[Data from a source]
------------------------
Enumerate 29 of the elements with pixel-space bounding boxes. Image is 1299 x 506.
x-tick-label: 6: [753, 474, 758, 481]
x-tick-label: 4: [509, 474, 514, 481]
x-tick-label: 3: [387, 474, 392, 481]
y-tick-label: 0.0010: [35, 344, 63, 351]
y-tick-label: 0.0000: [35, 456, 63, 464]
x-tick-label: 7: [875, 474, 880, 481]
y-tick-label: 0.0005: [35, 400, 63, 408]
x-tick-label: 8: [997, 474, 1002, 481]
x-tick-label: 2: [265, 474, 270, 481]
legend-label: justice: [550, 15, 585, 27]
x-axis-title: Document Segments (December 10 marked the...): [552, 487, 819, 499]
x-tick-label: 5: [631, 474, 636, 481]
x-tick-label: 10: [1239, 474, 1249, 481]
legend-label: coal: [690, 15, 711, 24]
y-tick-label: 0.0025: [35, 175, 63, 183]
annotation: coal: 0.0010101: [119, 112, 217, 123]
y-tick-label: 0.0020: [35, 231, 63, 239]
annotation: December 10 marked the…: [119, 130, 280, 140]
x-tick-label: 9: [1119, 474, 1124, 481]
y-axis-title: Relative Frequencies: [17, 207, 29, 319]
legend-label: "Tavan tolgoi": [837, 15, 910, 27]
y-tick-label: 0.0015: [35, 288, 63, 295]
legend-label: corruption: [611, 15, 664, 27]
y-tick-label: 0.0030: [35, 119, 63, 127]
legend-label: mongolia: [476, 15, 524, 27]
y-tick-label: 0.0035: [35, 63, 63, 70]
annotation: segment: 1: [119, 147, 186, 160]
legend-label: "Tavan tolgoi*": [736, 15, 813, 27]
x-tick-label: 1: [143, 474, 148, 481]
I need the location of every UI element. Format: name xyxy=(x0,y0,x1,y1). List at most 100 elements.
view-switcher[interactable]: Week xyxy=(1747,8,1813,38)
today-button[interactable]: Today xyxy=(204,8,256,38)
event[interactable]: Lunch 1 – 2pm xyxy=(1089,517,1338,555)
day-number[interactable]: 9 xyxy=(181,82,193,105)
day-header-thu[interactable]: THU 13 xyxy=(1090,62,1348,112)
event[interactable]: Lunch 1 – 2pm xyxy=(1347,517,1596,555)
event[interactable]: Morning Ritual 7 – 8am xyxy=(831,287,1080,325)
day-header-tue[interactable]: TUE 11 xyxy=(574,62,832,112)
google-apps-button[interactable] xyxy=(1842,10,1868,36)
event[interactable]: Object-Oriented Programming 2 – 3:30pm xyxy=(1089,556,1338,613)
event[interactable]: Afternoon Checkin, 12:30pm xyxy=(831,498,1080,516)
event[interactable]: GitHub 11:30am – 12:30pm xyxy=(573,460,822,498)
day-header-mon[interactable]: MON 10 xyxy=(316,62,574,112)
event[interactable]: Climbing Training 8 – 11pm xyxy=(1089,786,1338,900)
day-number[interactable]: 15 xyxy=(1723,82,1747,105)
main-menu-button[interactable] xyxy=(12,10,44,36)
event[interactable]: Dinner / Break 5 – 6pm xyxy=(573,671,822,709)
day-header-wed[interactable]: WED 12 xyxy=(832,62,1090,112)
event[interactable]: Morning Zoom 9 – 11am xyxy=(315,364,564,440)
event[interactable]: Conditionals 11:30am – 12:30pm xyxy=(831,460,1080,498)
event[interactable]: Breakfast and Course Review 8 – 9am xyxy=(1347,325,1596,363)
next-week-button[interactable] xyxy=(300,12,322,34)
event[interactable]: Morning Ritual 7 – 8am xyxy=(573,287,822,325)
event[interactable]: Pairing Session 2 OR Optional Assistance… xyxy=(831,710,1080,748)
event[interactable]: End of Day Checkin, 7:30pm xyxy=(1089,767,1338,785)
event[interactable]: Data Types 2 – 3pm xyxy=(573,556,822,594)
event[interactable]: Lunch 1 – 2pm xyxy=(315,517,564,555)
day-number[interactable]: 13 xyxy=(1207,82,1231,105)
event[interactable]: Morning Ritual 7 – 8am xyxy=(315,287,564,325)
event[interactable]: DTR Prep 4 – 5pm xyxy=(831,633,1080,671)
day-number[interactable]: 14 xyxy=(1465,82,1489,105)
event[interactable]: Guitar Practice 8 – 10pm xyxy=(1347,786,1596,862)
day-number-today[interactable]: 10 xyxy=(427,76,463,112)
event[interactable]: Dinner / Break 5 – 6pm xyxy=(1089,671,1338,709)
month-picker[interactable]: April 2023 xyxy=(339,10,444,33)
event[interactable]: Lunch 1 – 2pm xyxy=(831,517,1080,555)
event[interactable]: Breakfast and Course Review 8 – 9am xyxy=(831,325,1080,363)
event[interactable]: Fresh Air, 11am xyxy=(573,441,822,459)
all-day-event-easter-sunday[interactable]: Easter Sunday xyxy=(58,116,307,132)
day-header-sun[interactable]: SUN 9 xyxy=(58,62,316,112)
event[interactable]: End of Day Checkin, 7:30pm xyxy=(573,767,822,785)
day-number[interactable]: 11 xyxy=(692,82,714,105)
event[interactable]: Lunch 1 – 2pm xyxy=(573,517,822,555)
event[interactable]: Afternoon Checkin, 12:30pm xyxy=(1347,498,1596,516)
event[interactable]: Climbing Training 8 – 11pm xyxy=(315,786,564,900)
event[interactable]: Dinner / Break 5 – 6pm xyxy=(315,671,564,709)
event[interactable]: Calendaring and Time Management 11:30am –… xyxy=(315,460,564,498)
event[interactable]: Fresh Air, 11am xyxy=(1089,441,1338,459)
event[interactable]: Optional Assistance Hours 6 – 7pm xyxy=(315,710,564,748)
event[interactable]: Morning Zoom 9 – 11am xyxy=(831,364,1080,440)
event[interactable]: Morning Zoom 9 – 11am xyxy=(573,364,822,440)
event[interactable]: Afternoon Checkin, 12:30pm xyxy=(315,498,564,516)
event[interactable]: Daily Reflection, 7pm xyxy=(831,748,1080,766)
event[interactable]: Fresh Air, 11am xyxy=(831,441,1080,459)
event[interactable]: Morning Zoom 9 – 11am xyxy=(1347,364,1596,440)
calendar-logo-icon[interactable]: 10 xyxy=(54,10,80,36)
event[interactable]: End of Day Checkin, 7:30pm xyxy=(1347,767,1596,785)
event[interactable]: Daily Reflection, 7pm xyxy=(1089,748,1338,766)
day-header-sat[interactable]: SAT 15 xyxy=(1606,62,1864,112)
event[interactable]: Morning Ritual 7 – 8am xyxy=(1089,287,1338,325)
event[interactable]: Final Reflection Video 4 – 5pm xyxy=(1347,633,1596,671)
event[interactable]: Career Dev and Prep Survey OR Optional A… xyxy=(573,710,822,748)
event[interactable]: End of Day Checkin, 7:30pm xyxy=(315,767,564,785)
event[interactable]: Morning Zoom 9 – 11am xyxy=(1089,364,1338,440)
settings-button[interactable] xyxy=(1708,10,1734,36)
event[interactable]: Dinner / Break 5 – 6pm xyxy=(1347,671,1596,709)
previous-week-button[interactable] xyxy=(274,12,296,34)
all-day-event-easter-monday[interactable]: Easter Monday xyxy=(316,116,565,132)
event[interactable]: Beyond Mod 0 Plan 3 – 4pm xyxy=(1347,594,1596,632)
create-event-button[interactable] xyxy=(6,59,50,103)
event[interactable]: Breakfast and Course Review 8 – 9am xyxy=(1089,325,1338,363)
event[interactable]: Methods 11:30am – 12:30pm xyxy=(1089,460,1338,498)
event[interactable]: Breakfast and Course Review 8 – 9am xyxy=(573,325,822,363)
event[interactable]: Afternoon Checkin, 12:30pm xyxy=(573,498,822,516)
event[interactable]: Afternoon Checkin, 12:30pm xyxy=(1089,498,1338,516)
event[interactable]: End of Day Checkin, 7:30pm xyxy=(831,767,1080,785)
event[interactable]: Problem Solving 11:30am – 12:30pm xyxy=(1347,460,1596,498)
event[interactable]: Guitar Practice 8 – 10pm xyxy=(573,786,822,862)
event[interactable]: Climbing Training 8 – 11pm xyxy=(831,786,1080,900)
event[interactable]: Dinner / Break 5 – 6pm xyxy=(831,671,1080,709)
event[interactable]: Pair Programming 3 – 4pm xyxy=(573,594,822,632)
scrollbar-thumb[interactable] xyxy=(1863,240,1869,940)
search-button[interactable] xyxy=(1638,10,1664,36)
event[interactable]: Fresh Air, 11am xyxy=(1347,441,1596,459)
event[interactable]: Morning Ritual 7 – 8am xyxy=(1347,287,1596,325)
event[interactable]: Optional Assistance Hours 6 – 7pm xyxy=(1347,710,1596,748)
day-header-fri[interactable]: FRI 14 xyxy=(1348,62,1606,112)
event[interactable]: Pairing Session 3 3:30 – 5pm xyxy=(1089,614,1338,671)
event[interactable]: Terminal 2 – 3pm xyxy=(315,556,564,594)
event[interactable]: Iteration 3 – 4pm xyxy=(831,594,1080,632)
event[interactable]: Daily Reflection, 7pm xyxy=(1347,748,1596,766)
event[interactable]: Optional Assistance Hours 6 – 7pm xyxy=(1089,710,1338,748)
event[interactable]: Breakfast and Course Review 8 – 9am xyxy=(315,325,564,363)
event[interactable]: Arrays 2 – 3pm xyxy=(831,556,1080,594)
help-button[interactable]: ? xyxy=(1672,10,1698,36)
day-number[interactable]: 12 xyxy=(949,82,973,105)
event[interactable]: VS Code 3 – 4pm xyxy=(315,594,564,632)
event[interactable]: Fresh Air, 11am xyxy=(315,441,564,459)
------------------------
### Exercise requirements
Transcribe the data above verbatim, beginning with the first line and ending after the line that contains "y-tick-label: 0.0020: [35, 231, 63, 239]".

### Completed task
Enumerate 29 of the elements with pixel-space bounding boxes. Image is 1299 x 506.
x-tick-label: 6: [753, 474, 758, 481]
x-tick-label: 4: [509, 474, 514, 481]
x-tick-label: 3: [387, 474, 392, 481]
y-tick-label: 0.0010: [35, 344, 63, 351]
y-tick-label: 0.0000: [35, 456, 63, 464]
x-tick-label: 7: [875, 474, 880, 481]
y-tick-label: 0.0005: [35, 400, 63, 408]
x-tick-label: 8: [997, 474, 1002, 481]
x-tick-label: 2: [265, 474, 270, 481]
legend-label: justice: [550, 15, 585, 27]
x-axis-title: Document Segments (December 10 marked the...): [552, 487, 819, 499]
x-tick-label: 5: [631, 474, 636, 481]
x-tick-label: 10: [1239, 474, 1249, 481]
legend-label: coal: [690, 15, 711, 24]
y-tick-label: 0.0025: [35, 175, 63, 183]
annotation: coal: 0.0010101: [119, 112, 217, 123]
y-tick-label: 0.0020: [35, 231, 63, 239]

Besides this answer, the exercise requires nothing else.